--- Text ---
• • •

„Die Geschichte der RAF“. Von Anne Kauth und Bernd Reufels (ZDF Info, So., 01.05.2016, ab 20,15)

Von Fritz Wolf

Mit dem 6Teiler über die Geschichte der RAF hat ZDF-Info mal wieder eine große Zeitgeschichts-Reihe produziert, Geschichtsdarstellung ohne Re-Enactment. Was schon mal erwähnenswert ist. Der Film wirft auch die Frage auf, warum noch mal die Geschichte der RAF auf diese Weise erzählen wollte. (ZDF Info, So., 01.05.2016, ab 20,15)

 

Die sechsteilige Dokumentation über „Die Geschichte der RAF“ gibt einen ausfühlichen Überblick über den Gang der Ereignisse. Sie ist sorgfältig chronologisch gegliedert, erst die Gründungsphase, dann die Phase bis zur Verhaftung von Baader, Meinhof, Ensslin, dann der Stammheim-Prozess und schließlich der Herbst 1977, der mit der gescheiterten Flugzeugentführung in Mogadischu endete, mit dem Tod Hanns Martin Schleyers und dem Selbstmord der RAF-Terroristen im Gefängnis in Stammheim. Der Verlauf der Eskalation zwischen einer kleinen Gruppe und der Staatsmacht wird chronologisch erzählt, Schritt für Schritt. Alles, was ohnehin im Bild gut dokumentiert ist, kommt vor, die bekannten Bilderschleifen. Die beiden jetzt ausgestrahlten Folgen reichen bis in die Gegenwart, bis zum Prozess gegen Verena Becker und bis zu den immer noch geheim gehaltenen Akten der Verfassungsschutzes, leisten also grade die aktuelle Anbindung.

• • •

--- Gegebenes Material ---
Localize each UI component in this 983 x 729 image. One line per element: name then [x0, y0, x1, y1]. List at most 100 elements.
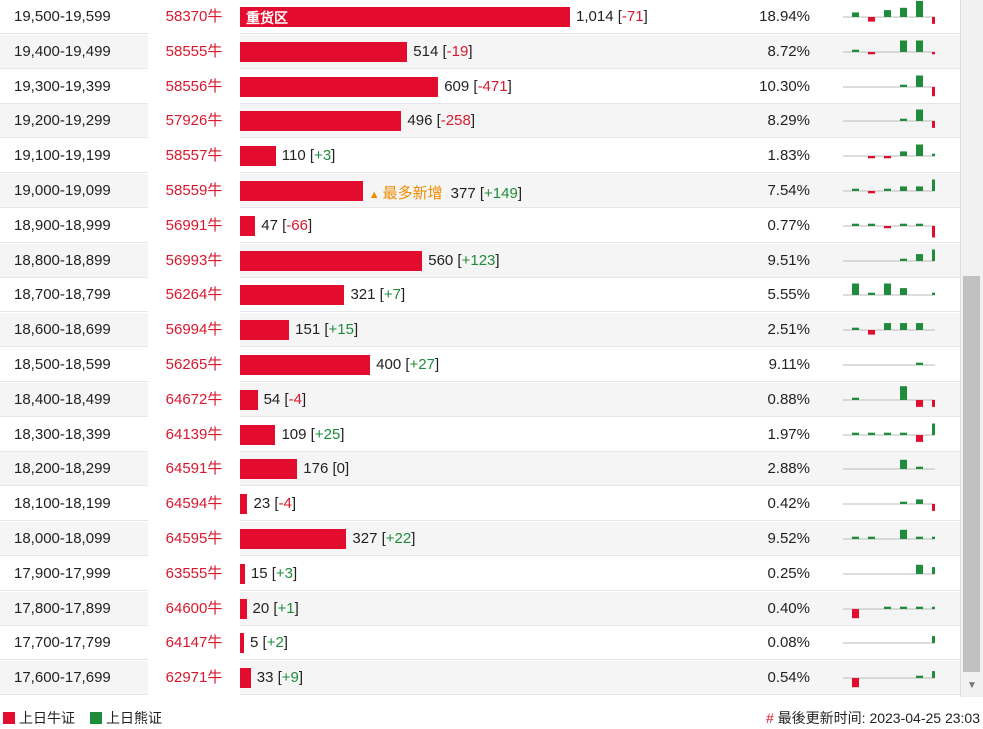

• • •

--- Deine Aufgabe ---
Schreibe aus der Besprechung der RAF-Dokumentation den Abschnitt von „Von Fritz Wolf“ bis einschließlich „wollte. (ZDF Info, So., 01.05.2016, ab 20,15)“ wortgetreu ab.

--- Richtige Lösung ---
Von Fritz Wolf

Mit dem 6Teiler über die Geschichte der RAF hat ZDF-Info mal wieder eine große Zeitgeschichts-Reihe produziert, Geschichtsdarstellung ohne Re-Enactment. Was schon mal erwähnenswert ist. Der Film wirft auch die Frage auf, warum noch mal die Geschichte der RAF auf diese Weise erzählen wollte. (ZDF Info, So., 01.05.2016, ab 20,15)